To be done
Gather the lines below that include the string "fast", copying each in full.

╭─ Given data

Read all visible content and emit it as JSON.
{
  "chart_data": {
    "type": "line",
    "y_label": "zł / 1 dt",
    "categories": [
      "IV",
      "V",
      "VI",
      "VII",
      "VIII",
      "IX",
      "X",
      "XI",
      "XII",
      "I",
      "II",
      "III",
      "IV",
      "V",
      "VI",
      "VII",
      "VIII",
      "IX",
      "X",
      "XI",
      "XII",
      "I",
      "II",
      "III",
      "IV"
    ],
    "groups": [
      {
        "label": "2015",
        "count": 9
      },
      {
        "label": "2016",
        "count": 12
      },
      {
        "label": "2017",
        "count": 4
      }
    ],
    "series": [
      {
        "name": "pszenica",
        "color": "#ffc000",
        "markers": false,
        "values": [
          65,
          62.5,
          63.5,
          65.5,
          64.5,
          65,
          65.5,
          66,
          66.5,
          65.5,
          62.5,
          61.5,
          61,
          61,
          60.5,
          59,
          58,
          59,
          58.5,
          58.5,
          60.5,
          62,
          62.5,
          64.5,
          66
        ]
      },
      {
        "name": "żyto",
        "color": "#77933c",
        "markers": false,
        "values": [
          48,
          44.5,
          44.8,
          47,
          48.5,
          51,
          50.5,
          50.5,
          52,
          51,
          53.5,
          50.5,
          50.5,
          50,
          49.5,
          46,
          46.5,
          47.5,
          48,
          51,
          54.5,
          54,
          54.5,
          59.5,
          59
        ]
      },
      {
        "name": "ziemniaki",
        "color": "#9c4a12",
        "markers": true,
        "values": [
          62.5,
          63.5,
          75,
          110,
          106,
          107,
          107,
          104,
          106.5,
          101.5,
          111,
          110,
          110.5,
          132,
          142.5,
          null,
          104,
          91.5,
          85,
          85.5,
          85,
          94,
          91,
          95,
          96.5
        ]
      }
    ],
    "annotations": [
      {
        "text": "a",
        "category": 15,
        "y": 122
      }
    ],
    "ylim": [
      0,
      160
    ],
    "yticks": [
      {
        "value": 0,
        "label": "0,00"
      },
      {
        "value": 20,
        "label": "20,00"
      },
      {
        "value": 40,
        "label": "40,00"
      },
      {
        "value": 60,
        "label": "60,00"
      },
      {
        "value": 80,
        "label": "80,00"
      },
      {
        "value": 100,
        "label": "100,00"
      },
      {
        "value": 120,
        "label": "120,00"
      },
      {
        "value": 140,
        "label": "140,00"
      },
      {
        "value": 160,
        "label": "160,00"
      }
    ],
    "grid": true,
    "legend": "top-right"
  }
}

╰─
╭─ Given data

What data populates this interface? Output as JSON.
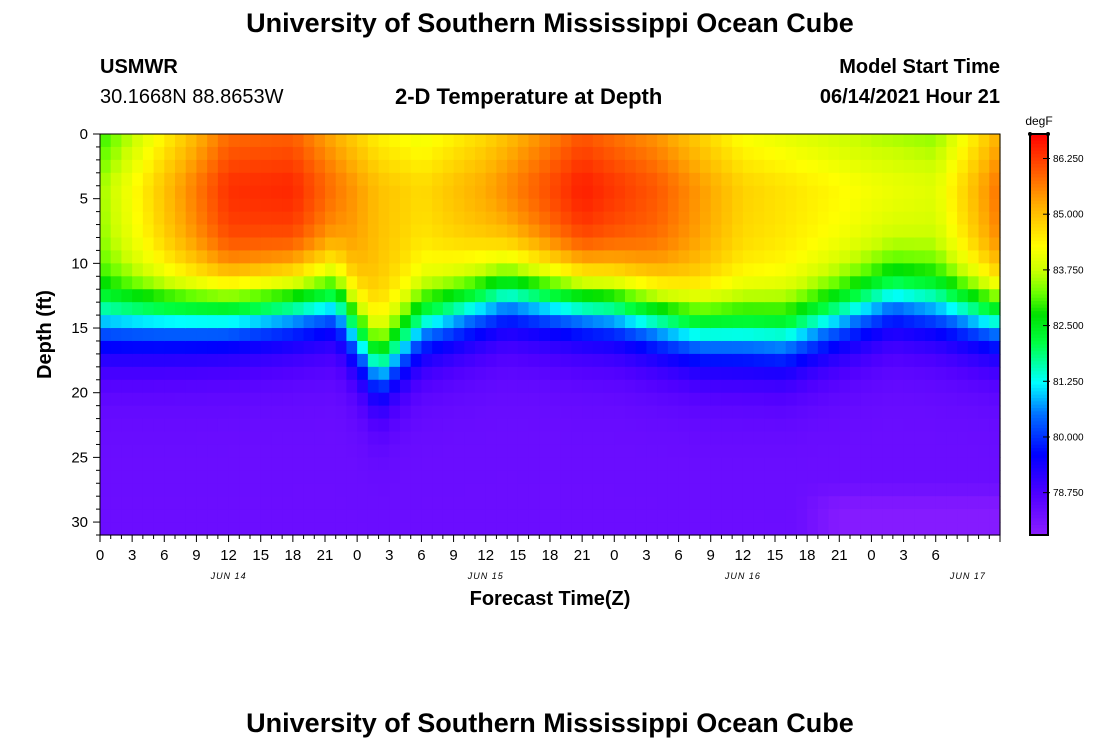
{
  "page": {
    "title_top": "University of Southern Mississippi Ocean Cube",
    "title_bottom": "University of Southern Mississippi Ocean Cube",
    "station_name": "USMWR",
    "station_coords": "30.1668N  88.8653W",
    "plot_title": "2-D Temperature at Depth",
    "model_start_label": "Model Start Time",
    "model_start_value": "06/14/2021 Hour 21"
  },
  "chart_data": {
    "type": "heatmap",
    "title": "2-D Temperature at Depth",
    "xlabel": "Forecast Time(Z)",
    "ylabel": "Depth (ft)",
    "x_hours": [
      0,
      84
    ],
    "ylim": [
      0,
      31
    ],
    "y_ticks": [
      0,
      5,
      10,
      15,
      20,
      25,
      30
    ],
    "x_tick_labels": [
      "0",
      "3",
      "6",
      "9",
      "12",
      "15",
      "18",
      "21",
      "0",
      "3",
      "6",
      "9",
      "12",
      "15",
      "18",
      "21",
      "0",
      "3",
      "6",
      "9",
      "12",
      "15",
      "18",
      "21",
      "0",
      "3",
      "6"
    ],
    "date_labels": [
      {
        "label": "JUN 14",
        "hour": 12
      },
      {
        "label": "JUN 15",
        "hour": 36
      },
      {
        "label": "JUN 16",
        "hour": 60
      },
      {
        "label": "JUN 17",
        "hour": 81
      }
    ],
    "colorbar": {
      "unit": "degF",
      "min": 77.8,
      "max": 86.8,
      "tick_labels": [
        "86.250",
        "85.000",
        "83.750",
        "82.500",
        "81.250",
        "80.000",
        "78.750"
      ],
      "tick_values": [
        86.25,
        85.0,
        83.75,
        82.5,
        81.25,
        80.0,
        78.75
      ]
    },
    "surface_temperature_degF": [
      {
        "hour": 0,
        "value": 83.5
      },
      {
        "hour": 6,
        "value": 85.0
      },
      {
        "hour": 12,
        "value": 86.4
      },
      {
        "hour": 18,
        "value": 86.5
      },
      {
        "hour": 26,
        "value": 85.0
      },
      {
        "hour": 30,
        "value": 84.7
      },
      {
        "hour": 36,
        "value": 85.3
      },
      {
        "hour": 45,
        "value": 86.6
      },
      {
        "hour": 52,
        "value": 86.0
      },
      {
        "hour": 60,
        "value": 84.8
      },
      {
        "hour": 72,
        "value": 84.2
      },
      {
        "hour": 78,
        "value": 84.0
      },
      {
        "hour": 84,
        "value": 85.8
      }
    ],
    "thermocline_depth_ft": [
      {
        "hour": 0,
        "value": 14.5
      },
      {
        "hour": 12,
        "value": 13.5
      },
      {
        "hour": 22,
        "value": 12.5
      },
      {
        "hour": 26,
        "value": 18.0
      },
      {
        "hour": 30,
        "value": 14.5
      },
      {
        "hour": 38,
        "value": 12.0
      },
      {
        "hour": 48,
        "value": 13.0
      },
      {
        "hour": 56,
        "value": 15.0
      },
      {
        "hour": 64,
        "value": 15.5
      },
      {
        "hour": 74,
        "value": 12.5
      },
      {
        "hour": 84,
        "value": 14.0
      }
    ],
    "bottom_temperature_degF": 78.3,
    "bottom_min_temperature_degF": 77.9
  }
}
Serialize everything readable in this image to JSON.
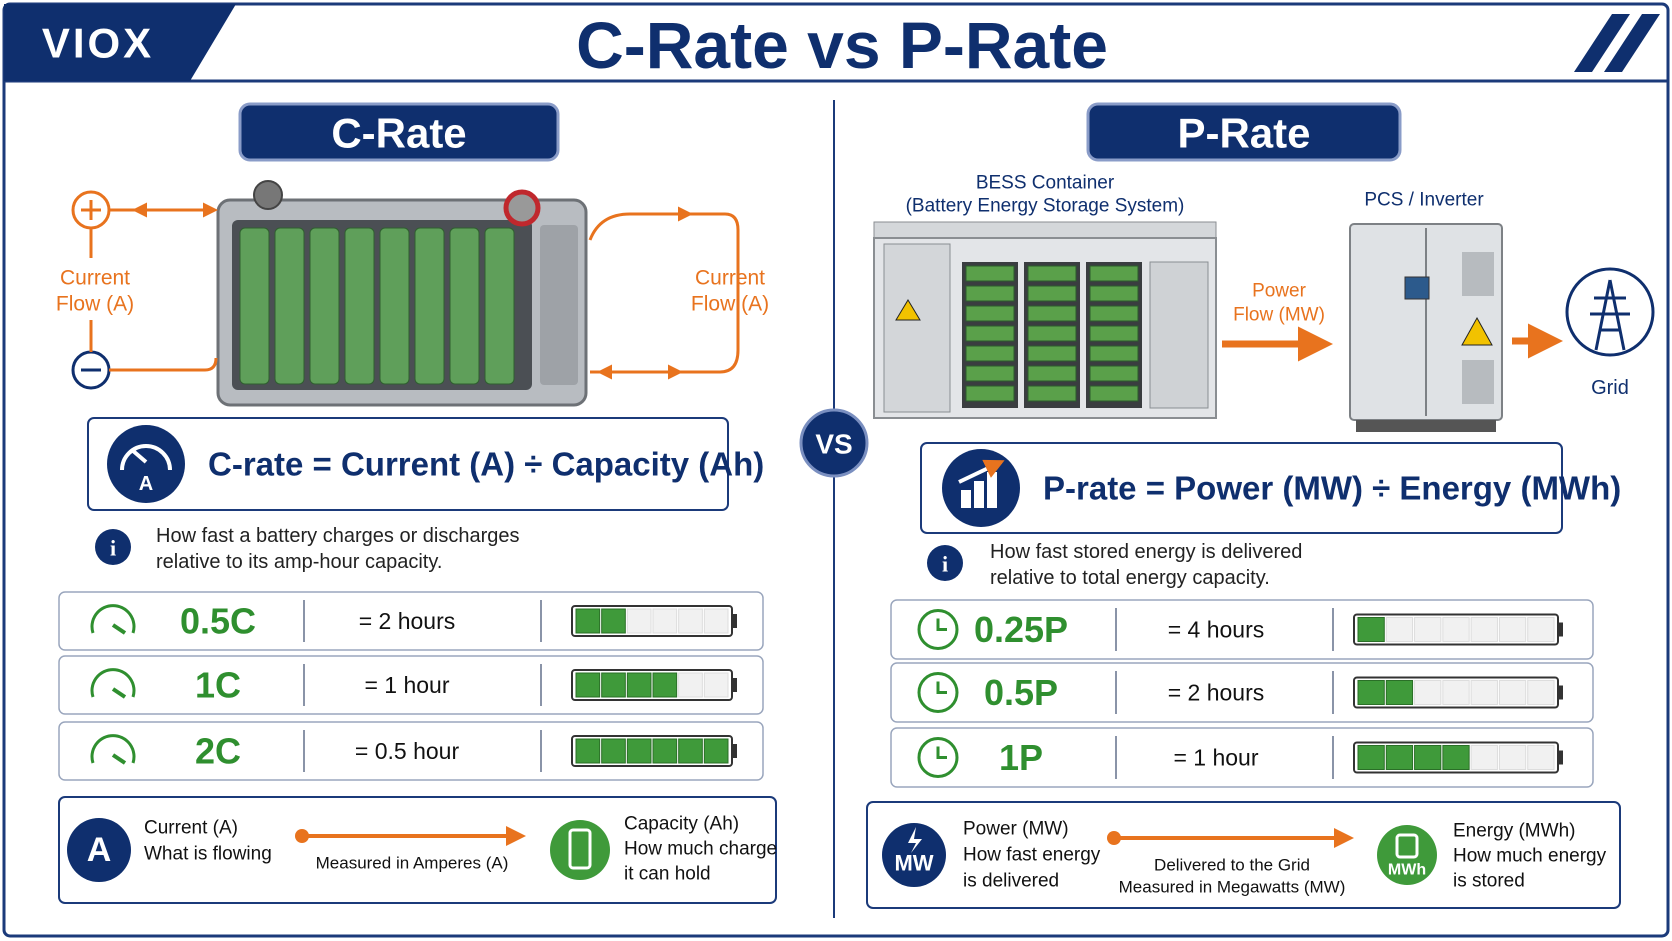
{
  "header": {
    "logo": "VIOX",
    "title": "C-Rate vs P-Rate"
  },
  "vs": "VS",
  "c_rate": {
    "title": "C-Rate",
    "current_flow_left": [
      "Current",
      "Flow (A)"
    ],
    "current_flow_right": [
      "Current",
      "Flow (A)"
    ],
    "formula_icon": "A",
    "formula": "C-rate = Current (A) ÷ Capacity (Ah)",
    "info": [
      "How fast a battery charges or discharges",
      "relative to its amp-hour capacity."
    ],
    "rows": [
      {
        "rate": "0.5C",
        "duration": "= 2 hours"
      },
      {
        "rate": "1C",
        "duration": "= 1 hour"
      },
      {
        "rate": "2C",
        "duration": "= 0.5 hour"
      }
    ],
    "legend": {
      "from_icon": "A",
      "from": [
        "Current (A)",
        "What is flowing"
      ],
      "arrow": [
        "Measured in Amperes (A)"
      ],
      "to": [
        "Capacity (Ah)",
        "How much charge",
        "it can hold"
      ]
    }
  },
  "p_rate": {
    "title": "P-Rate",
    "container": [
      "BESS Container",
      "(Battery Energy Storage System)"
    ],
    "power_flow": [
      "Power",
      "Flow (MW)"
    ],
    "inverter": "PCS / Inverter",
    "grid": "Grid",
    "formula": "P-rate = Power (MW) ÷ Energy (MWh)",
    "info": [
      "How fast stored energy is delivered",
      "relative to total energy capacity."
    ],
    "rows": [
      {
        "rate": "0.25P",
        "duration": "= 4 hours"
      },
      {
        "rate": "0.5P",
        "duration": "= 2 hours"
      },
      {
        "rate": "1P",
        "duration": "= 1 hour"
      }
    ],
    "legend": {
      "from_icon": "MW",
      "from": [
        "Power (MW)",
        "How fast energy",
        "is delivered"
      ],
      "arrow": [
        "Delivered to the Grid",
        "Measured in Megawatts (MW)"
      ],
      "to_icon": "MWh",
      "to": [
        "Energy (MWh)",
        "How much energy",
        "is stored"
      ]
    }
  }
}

╰─

Completed exercise
      "How fast a battery charges or discharges",
      "How fast stored energy is delivered",
        "How fast energy",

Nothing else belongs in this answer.